__INFORMATION SUPPLIED__.
────────────────────────────────────────
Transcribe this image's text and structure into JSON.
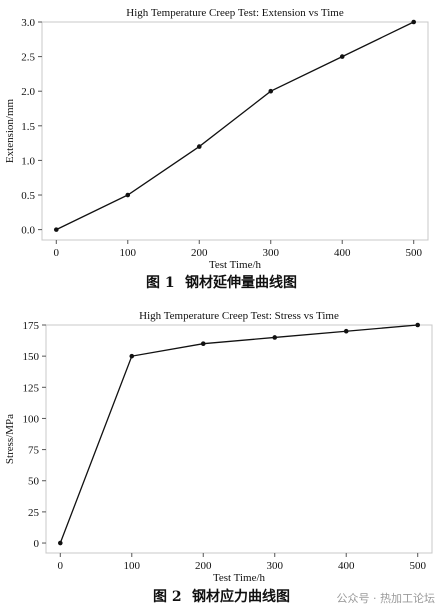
{
  "chart_data": [
    {
      "type": "line",
      "title": "High Temperature Creep Test: Extension vs Time",
      "xlabel": "Test Time/h",
      "ylabel": "Extension/mm",
      "x": [
        0,
        100,
        200,
        300,
        400,
        500
      ],
      "xlim": [
        -20,
        520
      ],
      "ylim": [
        -0.15,
        3.0
      ],
      "xticks": [
        "0",
        "100",
        "200",
        "300",
        "400",
        "500"
      ],
      "yticks": [
        "0.0",
        "0.5",
        "1.0",
        "1.5",
        "2.0",
        "2.5",
        "3.0"
      ],
      "grid": false,
      "series": [
        {
          "values": [
            0,
            0.5,
            1.2,
            2.0,
            2.5,
            3.0
          ],
          "color": "#111111"
        }
      ]
    },
    {
      "type": "line",
      "title": "High Temperature Creep Test: Stress  vs Time",
      "xlabel": "Test Time/h",
      "ylabel": "Stress/MPa",
      "x": [
        0,
        100,
        200,
        300,
        400,
        500
      ],
      "xlim": [
        -20,
        520
      ],
      "ylim": [
        -8,
        175
      ],
      "xticks": [
        "0",
        "100",
        "200",
        "300",
        "400",
        "500"
      ],
      "yticks": [
        "0",
        "25",
        "50",
        "75",
        "100",
        "125",
        "150",
        "175"
      ],
      "grid": false,
      "series": [
        {
          "values": [
            0,
            150,
            160,
            165,
            170,
            175
          ],
          "color": "#111111"
        }
      ]
    }
  ],
  "captions": [
    {
      "number": "图 1",
      "title": "钢材延伸量曲线图"
    },
    {
      "number": "图 2",
      "title": "钢材应力曲线图"
    }
  ],
  "watermark": "公众号 · 热加工论坛"
}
────────────────────────────────────────
__WRITTEN EXERCISE__.
Can the entries above be repeated exactly, without their pictures?

__EXERCISE ANSWER__.
Transcribe this image's text and structure into JSON.
{
  "chart_data": [
    {
      "type": "line",
      "title": "High Temperature Creep Test: Extension vs Time",
      "xlabel": "Test Time/h",
      "ylabel": "Extension/mm",
      "x": [
        0,
        100,
        200,
        300,
        400,
        500
      ],
      "xlim": [
        -20,
        520
      ],
      "ylim": [
        -0.15,
        3.0
      ],
      "xticks": [
        "0",
        "100",
        "200",
        "300",
        "400",
        "500"
      ],
      "yticks": [
        "0.0",
        "0.5",
        "1.0",
        "1.5",
        "2.0",
        "2.5",
        "3.0"
      ],
      "grid": false,
      "series": [
        {
          "values": [
            0,
            0.5,
            1.2,
            2.0,
            2.5,
            3.0
          ],
          "color": "#111111"
        }
      ]
    },
    {
      "type": "line",
      "title": "High Temperature Creep Test: Stress  vs Time",
      "xlabel": "Test Time/h",
      "ylabel": "Stress/MPa",
      "x": [
        0,
        100,
        200,
        300,
        400,
        500
      ],
      "xlim": [
        -20,
        520
      ],
      "ylim": [
        -8,
        175
      ],
      "xticks": [
        "0",
        "100",
        "200",
        "300",
        "400",
        "500"
      ],
      "yticks": [
        "0",
        "25",
        "50",
        "75",
        "100",
        "125",
        "150",
        "175"
      ],
      "grid": false,
      "series": [
        {
          "values": [
            0,
            150,
            160,
            165,
            170,
            175
          ],
          "color": "#111111"
        }
      ]
    }
  ],
  "captions": [
    {
      "number": "图 1",
      "title": "钢材延伸量曲线图"
    },
    {
      "number": "图 2",
      "title": "钢材应力曲线图"
    }
  ],
  "watermark": "公众号 · 热加工论坛"
}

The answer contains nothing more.